Write the records below out again exactly as given, with no images.

▽

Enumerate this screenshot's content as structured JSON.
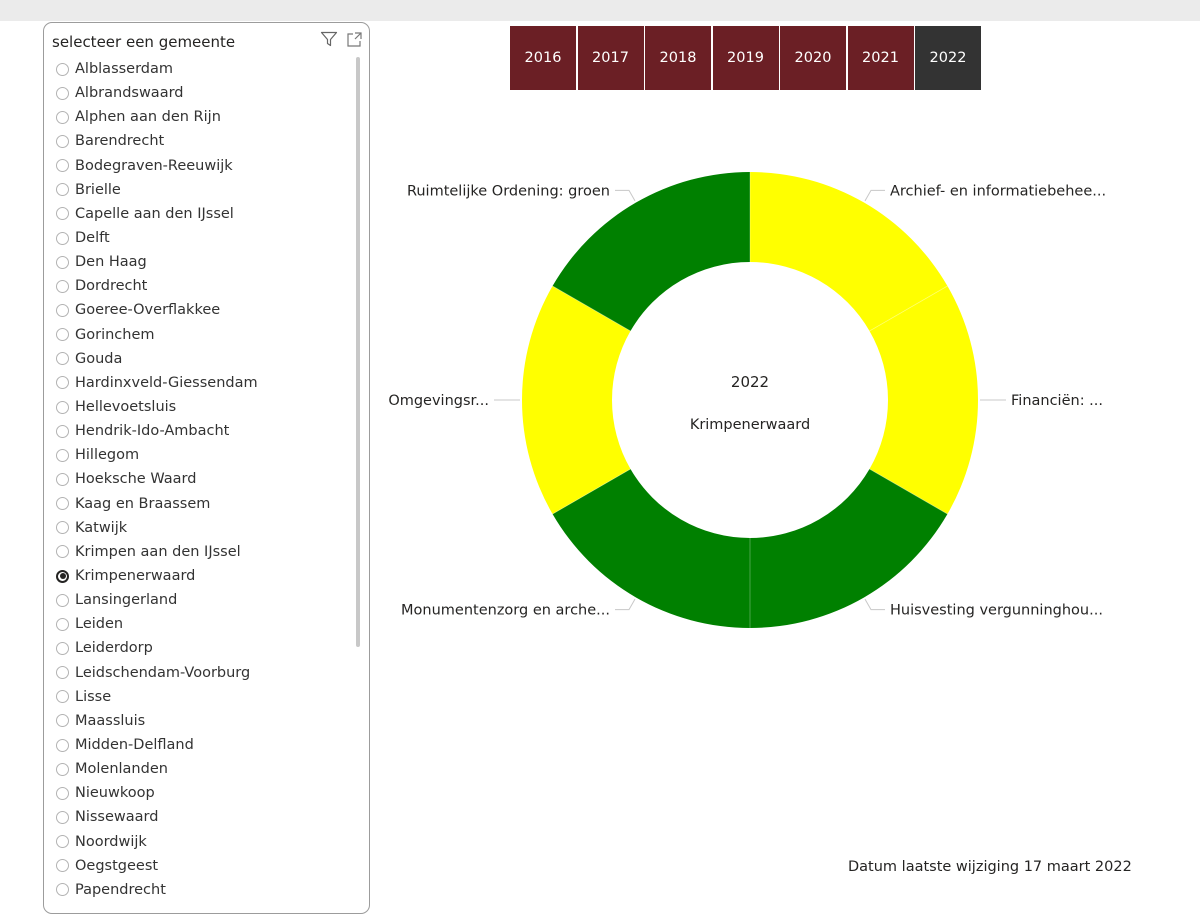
{
  "slicer": {
    "title": "selecteer een gemeente",
    "selected": "Krimpenerwaard",
    "items": [
      "Alblasserdam",
      "Albrandswaard",
      "Alphen aan den Rijn",
      "Barendrecht",
      "Bodegraven-Reeuwijk",
      "Brielle",
      "Capelle aan den IJssel",
      "Delft",
      "Den Haag",
      "Dordrecht",
      "Goeree-Overflakkee",
      "Gorinchem",
      "Gouda",
      "Hardinxveld-Giessendam",
      "Hellevoetsluis",
      "Hendrik-Ido-Ambacht",
      "Hillegom",
      "Hoeksche Waard",
      "Kaag en Braassem",
      "Katwijk",
      "Krimpen aan den IJssel",
      "Krimpenerwaard",
      "Lansingerland",
      "Leiden",
      "Leiderdorp",
      "Leidschendam-Voorburg",
      "Lisse",
      "Maassluis",
      "Midden-Delfland",
      "Molenlanden",
      "Nieuwkoop",
      "Nissewaard",
      "Noordwijk",
      "Oegstgeest",
      "Papendrecht"
    ],
    "icons": [
      "filter-icon",
      "focus-mode-icon"
    ]
  },
  "years": {
    "items": [
      "2016",
      "2017",
      "2018",
      "2019",
      "2020",
      "2021",
      "2022"
    ],
    "selected": "2022",
    "color_default": "#6b1f25",
    "color_selected": "#333333"
  },
  "chart_data": {
    "type": "pie",
    "center_labels": [
      "2022",
      "Krimpenerwaard"
    ],
    "slices": [
      {
        "label": "Archief- en informatiebehee...",
        "value": 1,
        "color": "#ffff00"
      },
      {
        "label": "Financiën: ...",
        "value": 1,
        "color": "#ffff00"
      },
      {
        "label": "Huisvesting vergunninghou...",
        "value": 1,
        "color": "#008000"
      },
      {
        "label": "Monumentenzorg en arche...",
        "value": 1,
        "color": "#008000"
      },
      {
        "label": "Omgevingsr...",
        "value": 1,
        "color": "#ffff00"
      },
      {
        "label": "Ruimtelijke Ordening: groen",
        "value": 1,
        "color": "#008000"
      }
    ]
  },
  "footer": {
    "note": "Datum laatste wijziging 17 maart 2022"
  }
}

△

The result:
Enumerate this screenshot's content as structured JSON.
{
  "slicer": {
    "title": "selecteer een gemeente",
    "selected": "Krimpenerwaard",
    "items": [
      "Alblasserdam",
      "Albrandswaard",
      "Alphen aan den Rijn",
      "Barendrecht",
      "Bodegraven-Reeuwijk",
      "Brielle",
      "Capelle aan den IJssel",
      "Delft",
      "Den Haag",
      "Dordrecht",
      "Goeree-Overflakkee",
      "Gorinchem",
      "Gouda",
      "Hardinxveld-Giessendam",
      "Hellevoetsluis",
      "Hendrik-Ido-Ambacht",
      "Hillegom",
      "Hoeksche Waard",
      "Kaag en Braassem",
      "Katwijk",
      "Krimpen aan den IJssel",
      "Krimpenerwaard",
      "Lansingerland",
      "Leiden",
      "Leiderdorp",
      "Leidschendam-Voorburg",
      "Lisse",
      "Maassluis",
      "Midden-Delfland",
      "Molenlanden",
      "Nieuwkoop",
      "Nissewaard",
      "Noordwijk",
      "Oegstgeest",
      "Papendrecht"
    ],
    "icons": [
      "filter-icon",
      "focus-mode-icon"
    ]
  },
  "years": {
    "items": [
      "2016",
      "2017",
      "2018",
      "2019",
      "2020",
      "2021",
      "2022"
    ],
    "selected": "2022",
    "color_default": "#6b1f25",
    "color_selected": "#333333"
  },
  "chart_data": {
    "type": "pie",
    "center_labels": [
      "2022",
      "Krimpenerwaard"
    ],
    "slices": [
      {
        "label": "Archief- en informatiebehee...",
        "value": 1,
        "color": "#ffff00"
      },
      {
        "label": "Financiën: ...",
        "value": 1,
        "color": "#ffff00"
      },
      {
        "label": "Huisvesting vergunninghou...",
        "value": 1,
        "color": "#008000"
      },
      {
        "label": "Monumentenzorg en arche...",
        "value": 1,
        "color": "#008000"
      },
      {
        "label": "Omgevingsr...",
        "value": 1,
        "color": "#ffff00"
      },
      {
        "label": "Ruimtelijke Ordening: groen",
        "value": 1,
        "color": "#008000"
      }
    ]
  },
  "footer": {
    "note": "Datum laatste wijziging 17 maart 2022"
  }
}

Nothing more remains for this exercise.